Work order 1:
In the bug report, what file path is given as model_path when the Llama object is created?
Work order 2:
Reproduce the bug report word for word, starting with "Prerequisites" and going on through "followed the README.md.".
Work order 3:
Write what comes next in the bug report about the llama_cpp TypeError, picking up after its final line.

Source extract:
##############################
Running basic example from docs results in TypeError: 'NoneType' object is not callable

Prerequisites

Please answer the following questions for yourself before submitting an issue.

I am running the latest code. Development is very rapid so there are no tagged versions as of now.
I carefully followed the README.md.
I searched using keywords relevant to my issue to make sure that I am creating a new issue that is not already open (or closed).
I reviewed the Discussions, and have a new bug or useful enhancement to share.

Expected Behavior

I am trying to run the most basic examples from the docs.

I am trying to load a model that I've downloaded:

from llama_cpp import Llama


if __name__ == "__main__":
    llm = Llama(
        model_path="models/qwen2-0_5b-instruct-q4_0.gguf",
        verbose=False,
    )
    output = llm(
        "Q: Name the planets in the solar system? A: ",
        max_tokens=32,
        stop=["Q:", "\n"],
        echo=True,
    )
##############################
Dataset excerpts:

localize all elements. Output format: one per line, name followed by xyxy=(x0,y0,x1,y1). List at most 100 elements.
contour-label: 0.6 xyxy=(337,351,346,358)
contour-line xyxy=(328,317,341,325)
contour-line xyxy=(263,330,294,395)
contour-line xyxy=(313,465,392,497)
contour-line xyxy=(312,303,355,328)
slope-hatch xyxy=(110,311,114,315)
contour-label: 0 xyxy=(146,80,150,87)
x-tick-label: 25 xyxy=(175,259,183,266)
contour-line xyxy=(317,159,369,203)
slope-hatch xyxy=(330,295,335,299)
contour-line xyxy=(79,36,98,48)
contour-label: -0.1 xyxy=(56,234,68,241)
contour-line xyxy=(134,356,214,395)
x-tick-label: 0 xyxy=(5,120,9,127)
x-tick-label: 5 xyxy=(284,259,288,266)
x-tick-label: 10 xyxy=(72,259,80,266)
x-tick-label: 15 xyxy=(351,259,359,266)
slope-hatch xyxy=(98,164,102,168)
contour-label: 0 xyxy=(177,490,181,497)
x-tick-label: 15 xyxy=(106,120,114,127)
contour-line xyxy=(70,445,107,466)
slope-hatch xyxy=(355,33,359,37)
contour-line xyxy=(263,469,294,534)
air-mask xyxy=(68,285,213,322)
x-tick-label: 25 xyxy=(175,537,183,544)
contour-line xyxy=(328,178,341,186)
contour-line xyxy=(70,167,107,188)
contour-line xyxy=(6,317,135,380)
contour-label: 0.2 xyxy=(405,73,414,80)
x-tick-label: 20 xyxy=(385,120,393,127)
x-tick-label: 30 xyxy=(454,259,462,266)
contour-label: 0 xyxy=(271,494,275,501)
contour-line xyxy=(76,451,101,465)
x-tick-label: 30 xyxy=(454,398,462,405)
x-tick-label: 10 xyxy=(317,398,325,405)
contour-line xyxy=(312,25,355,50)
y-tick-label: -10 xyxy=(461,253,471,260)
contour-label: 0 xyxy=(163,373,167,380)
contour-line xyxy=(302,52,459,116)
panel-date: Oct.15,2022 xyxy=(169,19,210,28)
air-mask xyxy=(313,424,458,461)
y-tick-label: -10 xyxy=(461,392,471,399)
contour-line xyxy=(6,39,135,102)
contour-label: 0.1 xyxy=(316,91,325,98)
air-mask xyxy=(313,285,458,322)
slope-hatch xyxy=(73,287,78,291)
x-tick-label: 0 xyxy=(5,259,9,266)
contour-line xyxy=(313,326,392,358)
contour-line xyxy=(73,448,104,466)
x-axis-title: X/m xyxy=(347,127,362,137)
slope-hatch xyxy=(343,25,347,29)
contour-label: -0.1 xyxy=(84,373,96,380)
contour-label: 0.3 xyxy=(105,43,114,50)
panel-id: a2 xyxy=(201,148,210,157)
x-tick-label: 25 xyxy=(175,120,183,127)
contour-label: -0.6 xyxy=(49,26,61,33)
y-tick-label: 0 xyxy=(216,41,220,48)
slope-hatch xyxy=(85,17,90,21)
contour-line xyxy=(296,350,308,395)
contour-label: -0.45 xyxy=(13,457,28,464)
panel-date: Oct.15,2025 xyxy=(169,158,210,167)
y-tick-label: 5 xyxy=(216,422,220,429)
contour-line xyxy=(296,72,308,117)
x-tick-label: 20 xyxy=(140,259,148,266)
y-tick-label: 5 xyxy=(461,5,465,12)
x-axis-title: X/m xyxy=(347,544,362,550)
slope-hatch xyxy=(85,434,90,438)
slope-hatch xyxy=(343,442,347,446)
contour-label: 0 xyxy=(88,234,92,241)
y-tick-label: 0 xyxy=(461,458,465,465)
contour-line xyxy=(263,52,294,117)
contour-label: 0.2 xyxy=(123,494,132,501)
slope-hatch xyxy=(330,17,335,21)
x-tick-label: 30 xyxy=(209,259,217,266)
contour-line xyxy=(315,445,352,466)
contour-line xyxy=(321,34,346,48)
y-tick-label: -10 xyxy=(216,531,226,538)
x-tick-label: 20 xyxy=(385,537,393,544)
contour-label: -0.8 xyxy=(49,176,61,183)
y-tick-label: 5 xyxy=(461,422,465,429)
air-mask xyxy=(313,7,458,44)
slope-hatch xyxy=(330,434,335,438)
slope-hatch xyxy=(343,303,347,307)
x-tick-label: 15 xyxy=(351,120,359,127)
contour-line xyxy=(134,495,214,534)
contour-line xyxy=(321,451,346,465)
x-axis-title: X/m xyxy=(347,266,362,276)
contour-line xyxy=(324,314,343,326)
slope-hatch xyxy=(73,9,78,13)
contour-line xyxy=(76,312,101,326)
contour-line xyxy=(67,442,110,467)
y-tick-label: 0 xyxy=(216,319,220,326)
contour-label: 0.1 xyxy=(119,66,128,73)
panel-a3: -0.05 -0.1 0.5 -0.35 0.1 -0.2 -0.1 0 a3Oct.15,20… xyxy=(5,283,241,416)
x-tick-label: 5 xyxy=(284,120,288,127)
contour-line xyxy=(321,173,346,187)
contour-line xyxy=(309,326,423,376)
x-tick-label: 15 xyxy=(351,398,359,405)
##############################
Reply 1:
models/qwen2-0_5b-instruct-q4_0.gguf

Reply 2:
Prerequisites

Please answer the following questions for yourself before submitting an issue.

I am running the latest code. Development is very rapid so there are no tagged versions as of now.
I carefully followed the README.md.

Reply 3:
    print(output)

And I am also trying to load a model directly from Hugging Face hub:

from llama_cpp import Llama


if __name__ == "__main__":
    llm = Llama.from_pretrained(
        repo_id="Qwen/Qwen2-0.5B-Instruct-GGUF",
        filename="*q4_0.gguf",
        verbose=False,
    )

I expect these basic examples to run without error and produce some reasonable looking output.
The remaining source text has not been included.